**DATA PROVIDED:**
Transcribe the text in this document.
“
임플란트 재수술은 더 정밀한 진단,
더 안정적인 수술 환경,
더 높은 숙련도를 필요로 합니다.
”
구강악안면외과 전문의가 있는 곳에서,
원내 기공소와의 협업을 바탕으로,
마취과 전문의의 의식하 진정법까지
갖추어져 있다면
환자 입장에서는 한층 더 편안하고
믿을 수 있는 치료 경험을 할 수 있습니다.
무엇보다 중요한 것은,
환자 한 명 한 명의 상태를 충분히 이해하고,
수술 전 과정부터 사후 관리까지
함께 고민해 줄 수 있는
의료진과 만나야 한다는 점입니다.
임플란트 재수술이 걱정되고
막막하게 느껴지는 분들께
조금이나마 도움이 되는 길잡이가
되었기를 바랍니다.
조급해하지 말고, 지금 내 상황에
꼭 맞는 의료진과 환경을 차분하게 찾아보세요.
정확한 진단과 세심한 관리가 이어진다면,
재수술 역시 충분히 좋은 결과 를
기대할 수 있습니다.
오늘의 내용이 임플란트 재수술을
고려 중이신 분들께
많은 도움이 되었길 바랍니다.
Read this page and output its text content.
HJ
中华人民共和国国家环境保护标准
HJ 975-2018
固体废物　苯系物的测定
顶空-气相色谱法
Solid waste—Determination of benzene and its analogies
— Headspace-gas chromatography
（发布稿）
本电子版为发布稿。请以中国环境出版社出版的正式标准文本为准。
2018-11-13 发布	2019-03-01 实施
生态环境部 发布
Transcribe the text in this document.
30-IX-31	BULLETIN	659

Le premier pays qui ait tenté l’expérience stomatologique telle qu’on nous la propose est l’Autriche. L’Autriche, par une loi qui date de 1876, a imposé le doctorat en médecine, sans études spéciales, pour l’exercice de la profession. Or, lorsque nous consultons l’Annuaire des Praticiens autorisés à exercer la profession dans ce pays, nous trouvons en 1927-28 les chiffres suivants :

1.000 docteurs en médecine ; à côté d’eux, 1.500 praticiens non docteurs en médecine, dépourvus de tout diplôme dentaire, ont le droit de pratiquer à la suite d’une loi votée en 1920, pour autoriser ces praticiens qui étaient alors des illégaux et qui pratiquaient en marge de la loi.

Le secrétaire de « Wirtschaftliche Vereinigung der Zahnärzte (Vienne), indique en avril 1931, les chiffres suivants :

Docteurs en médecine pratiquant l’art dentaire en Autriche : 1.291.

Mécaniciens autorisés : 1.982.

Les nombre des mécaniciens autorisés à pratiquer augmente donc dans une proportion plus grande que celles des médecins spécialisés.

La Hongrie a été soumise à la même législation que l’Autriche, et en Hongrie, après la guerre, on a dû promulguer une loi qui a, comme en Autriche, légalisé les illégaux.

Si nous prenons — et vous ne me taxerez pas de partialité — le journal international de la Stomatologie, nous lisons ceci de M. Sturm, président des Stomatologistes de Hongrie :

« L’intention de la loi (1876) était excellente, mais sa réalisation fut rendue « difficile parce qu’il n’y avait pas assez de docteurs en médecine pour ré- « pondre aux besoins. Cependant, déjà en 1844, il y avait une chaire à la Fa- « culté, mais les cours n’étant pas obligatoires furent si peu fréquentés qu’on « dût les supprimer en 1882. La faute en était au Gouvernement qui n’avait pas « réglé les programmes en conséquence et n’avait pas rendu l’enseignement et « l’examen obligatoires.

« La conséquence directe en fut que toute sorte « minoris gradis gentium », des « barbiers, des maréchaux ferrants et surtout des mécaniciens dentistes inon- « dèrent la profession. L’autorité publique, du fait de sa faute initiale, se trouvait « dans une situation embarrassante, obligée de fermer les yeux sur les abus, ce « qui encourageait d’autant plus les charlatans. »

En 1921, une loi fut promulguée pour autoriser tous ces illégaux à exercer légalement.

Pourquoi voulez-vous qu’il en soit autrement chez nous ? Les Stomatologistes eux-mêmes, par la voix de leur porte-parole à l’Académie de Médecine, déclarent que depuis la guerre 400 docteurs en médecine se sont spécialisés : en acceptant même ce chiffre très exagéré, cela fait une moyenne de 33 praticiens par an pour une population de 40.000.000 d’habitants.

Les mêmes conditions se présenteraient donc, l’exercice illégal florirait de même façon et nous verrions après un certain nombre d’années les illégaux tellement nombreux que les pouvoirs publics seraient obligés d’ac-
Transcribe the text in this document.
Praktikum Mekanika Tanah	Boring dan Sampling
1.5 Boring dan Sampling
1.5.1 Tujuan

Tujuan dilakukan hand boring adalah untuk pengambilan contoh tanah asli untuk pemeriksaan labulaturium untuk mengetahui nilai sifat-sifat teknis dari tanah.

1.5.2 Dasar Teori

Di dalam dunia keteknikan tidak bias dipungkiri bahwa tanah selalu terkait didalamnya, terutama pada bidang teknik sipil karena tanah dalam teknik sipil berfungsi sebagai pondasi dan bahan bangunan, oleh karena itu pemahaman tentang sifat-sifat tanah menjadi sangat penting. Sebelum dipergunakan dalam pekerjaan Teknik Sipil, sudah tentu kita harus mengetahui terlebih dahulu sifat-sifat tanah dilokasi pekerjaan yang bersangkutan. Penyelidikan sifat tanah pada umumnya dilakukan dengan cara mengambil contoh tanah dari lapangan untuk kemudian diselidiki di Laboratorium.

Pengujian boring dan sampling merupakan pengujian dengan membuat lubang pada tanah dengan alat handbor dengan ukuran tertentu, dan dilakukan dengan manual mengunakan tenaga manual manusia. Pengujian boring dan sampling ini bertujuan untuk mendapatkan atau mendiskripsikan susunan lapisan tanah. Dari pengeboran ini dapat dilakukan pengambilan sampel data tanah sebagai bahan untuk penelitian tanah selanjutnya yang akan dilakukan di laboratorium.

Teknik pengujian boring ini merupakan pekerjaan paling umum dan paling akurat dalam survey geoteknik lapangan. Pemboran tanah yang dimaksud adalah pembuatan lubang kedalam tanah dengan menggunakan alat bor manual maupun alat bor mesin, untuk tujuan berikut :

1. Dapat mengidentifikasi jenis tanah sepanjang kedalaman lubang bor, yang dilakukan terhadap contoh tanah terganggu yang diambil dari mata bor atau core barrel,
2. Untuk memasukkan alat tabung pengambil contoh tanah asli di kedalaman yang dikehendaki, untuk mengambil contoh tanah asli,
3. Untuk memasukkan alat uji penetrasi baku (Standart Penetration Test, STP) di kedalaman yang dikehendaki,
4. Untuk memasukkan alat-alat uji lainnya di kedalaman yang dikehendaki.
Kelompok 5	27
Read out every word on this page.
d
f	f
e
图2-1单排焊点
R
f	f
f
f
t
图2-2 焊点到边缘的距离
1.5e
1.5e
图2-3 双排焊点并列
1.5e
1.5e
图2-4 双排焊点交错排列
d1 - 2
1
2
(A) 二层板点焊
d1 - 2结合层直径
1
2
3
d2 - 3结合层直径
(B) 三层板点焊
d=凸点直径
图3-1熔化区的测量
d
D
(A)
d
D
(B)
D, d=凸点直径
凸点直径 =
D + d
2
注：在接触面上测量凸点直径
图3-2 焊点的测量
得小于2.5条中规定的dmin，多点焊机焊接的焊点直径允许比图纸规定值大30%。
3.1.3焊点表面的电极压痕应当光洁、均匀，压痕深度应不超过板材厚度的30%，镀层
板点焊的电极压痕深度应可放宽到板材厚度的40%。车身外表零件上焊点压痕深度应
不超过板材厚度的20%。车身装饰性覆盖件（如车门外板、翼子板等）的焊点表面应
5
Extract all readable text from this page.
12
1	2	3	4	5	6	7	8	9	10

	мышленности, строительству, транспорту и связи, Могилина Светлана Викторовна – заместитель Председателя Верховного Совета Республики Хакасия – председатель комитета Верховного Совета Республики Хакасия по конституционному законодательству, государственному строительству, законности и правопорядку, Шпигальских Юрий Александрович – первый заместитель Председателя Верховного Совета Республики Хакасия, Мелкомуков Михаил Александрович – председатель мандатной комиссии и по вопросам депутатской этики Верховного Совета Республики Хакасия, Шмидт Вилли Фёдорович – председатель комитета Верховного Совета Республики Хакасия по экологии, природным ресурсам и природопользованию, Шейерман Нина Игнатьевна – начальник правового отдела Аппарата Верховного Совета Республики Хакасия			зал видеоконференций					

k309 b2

**GOAL OF THE EXERCISE:** From the listing above, pick out every line containing "autorisés".

**TASK ANSWER:**
Le premier pays qui ait tenté l’expérience stomatologique telle qu’on nous la propose est l’Autriche. L’Autriche, par une loi qui date de 1876, a imposé le doctorat en médecine, sans études spéciales, pour l’exercice de la profession. Or, lorsque nous consultons l’Annuaire des Praticiens autorisés à exercer la profession dans ce pays, nous trouvons en 1927-28 les chiffres suivants :
Mécaniciens autorisés : 1.982.
Les nombre des mécaniciens autorisés à pratiquer augmente donc dans une proportion plus grande que celles des médecins spécialisés.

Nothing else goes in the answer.